Dataset rows =
◇ ◇ ◇ ◇

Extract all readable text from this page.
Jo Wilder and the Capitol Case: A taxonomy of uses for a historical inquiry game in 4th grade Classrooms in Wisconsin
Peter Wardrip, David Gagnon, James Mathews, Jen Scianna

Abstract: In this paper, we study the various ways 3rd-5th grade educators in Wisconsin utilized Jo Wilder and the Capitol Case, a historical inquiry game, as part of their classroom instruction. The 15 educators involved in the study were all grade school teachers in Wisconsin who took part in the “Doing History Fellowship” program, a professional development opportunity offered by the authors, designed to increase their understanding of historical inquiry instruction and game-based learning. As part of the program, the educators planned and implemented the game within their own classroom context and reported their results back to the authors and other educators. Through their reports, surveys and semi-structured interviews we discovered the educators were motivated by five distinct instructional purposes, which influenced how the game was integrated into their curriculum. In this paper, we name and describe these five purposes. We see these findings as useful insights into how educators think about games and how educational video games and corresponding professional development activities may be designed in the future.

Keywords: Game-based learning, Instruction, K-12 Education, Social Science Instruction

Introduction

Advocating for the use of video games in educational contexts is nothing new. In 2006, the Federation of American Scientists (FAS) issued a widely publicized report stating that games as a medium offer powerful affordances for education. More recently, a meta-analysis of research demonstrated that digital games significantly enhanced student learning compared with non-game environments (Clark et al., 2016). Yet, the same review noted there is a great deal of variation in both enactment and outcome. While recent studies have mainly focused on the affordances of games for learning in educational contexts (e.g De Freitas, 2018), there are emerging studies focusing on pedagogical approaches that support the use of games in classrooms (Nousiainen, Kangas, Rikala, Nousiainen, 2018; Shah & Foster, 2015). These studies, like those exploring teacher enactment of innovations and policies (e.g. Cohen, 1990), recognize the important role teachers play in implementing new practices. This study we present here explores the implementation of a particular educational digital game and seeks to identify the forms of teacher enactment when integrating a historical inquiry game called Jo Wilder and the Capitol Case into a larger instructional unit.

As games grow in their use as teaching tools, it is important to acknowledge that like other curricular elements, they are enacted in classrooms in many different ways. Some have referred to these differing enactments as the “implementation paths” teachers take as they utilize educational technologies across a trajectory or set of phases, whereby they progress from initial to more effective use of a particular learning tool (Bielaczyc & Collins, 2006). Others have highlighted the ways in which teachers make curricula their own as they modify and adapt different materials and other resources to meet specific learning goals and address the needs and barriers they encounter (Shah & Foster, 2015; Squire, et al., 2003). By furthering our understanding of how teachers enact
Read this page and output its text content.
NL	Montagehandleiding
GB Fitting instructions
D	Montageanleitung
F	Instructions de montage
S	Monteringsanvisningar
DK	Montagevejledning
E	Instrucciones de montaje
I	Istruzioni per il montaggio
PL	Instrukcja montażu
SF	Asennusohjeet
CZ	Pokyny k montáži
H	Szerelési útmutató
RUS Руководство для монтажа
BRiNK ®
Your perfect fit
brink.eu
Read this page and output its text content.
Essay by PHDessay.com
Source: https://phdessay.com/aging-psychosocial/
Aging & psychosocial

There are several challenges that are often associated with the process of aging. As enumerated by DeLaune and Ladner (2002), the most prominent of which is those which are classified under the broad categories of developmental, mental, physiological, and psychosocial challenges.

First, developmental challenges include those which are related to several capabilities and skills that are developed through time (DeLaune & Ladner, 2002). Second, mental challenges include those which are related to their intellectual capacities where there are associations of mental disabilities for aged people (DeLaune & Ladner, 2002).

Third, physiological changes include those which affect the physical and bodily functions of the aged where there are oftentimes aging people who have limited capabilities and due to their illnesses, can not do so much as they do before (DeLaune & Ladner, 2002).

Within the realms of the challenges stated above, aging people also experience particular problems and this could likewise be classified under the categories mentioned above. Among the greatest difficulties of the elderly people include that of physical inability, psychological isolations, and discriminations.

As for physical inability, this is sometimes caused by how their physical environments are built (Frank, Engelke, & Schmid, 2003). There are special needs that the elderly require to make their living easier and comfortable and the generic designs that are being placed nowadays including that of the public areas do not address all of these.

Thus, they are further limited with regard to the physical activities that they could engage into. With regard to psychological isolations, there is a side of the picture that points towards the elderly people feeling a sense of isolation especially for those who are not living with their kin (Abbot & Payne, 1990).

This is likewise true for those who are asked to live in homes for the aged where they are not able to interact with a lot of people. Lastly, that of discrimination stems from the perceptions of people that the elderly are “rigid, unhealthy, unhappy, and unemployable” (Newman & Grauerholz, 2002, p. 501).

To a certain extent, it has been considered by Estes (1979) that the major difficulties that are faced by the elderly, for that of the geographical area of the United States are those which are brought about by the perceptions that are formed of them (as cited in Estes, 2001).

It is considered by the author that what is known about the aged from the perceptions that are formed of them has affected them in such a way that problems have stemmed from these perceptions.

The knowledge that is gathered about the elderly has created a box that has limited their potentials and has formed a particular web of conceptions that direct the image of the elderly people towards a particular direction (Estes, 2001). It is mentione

◇ ◇ ◇ ◇

TASK GOAL = Restate the listing above word for word.

RESULT OF THE TASK =
Extract all readable text from this page.
Jo Wilder and the Capitol Case: A taxonomy of uses for a historical inquiry game in 4th grade Classrooms in Wisconsin
Peter Wardrip, David Gagnon, James Mathews, Jen Scianna

Abstract: In this paper, we study the various ways 3rd-5th grade educators in Wisconsin utilized Jo Wilder and the Capitol Case, a historical inquiry game, as part of their classroom instruction. The 15 educators involved in the study were all grade school teachers in Wisconsin who took part in the “Doing History Fellowship” program, a professional development opportunity offered by the authors, designed to increase their understanding of historical inquiry instruction and game-based learning. As part of the program, the educators planned and implemented the game within their own classroom context and reported their results back to the authors and other educators. Through their reports, surveys and semi-structured interviews we discovered the educators were motivated by five distinct instructional purposes, which influenced how the game was integrated into their curriculum. In this paper, we name and describe these five purposes. We see these findings as useful insights into how educators think about games and how educational video games and corresponding professional development activities may be designed in the future.

Keywords: Game-based learning, Instruction, K-12 Education, Social Science Instruction

Introduction

Advocating for the use of video games in educational contexts is nothing new. In 2006, the Federation of American Scientists (FAS) issued a widely publicized report stating that games as a medium offer powerful affordances for education. More recently, a meta-analysis of research demonstrated that digital games significantly enhanced student learning compared with non-game environments (Clark et al., 2016). Yet, the same review noted there is a great deal of variation in both enactment and outcome. While recent studies have mainly focused on the affordances of games for learning in educational contexts (e.g De Freitas, 2018), there are emerging studies focusing on pedagogical approaches that support the use of games in classrooms (Nousiainen, Kangas, Rikala, Nousiainen, 2018; Shah & Foster, 2015). These studies, like those exploring teacher enactment of innovations and policies (e.g. Cohen, 1990), recognize the important role teachers play in implementing new practices. This study we present here explores the implementation of a particular educational digital game and seeks to identify the forms of teacher enactment when integrating a historical inquiry game called Jo Wilder and the Capitol Case into a larger instructional unit.

As games grow in their use as teaching tools, it is important to acknowledge that like other curricular elements, they are enacted in classrooms in many different ways. Some have referred to these differing enactments as the “implementation paths” teachers take as they utilize educational technologies across a trajectory or set of phases, whereby they progress from initial to more effective use of a particular learning tool (Bielaczyc & Collins, 2006). Others have highlighted the ways in which teachers make curricula their own as they modify and adapt different materials and other resources to meet specific learning goals and address the needs and barriers they encounter (Shah & Foster, 2015; Squire, et al., 2003). By furthering our understanding of how teachers enact
Read this page and output its text content.
NL	Montagehandleiding
GB Fitting instructions
D	Montageanleitung
F	Instructions de montage
S	Monteringsanvisningar
DK	Montagevejledning
E	Instrucciones de montaje
I	Istruzioni per il montaggio
PL	Instrukcja montażu
SF	Asennusohjeet
CZ	Pokyny k montáži
H	Szerelési útmutató
RUS Руководство для монтажа
BRiNK ®
Your perfect fit
brink.eu
Read this page and output its text content.
Essay by PHDessay.com
Source: https://phdessay.com/aging-psychosocial/
Aging & psychosocial

There are several challenges that are often associated with the process of aging. As enumerated by DeLaune and Ladner (2002), the most prominent of which is those which are classified under the broad categories of developmental, mental, physiological, and psychosocial challenges.

First, developmental challenges include those which are related to several capabilities and skills that are developed through time (DeLaune & Ladner, 2002). Second, mental challenges include those which are related to their intellectual capacities where there are associations of mental disabilities for aged people (DeLaune & Ladner, 2002).

Third, physiological changes include those which affect the physical and bodily functions of the aged where there are oftentimes aging people who have limited capabilities and due to their illnesses, can not do so much as they do before (DeLaune & Ladner, 2002).

Within the realms of the challenges stated above, aging people also experience particular problems and this could likewise be classified under the categories mentioned above. Among the greatest difficulties of the elderly people include that of physical inability, psychological isolations, and discriminations.

As for physical inability, this is sometimes caused by how their physical environments are built (Frank, Engelke, & Schmid, 2003). There are special needs that the elderly require to make their living easier and comfortable and the generic designs that are being placed nowadays including that of the public areas do not address all of these.

Thus, they are further limited with regard to the physical activities that they could engage into. With regard to psychological isolations, there is a side of the picture that points towards the elderly people feeling a sense of isolation especially for those who are not living with their kin (Abbot & Payne, 1990).

This is likewise true for those who are asked to live in homes for the aged where they are not able to interact with a lot of people. Lastly, that of discrimination stems from the perceptions of people that the elderly are “rigid, unhealthy, unhappy, and unemployable” (Newman & Grauerholz, 2002, p. 501).

To a certain extent, it has been considered by Estes (1979) that the major difficulties that are faced by the elderly, for that of the geographical area of the United States are those which are brought about by the perceptions that are formed of them (as cited in Estes, 2001).

It is considered by the author that what is known about the aged from the perceptions that are formed of them has affected them in such a way that problems have stemmed from these perceptions.

The knowledge that is gathered about the elderly has created a box that has limited their potentials and has formed a particular web of conceptions that direct the image of the elderly people towards a particular direction (Estes, 2001). It is mentione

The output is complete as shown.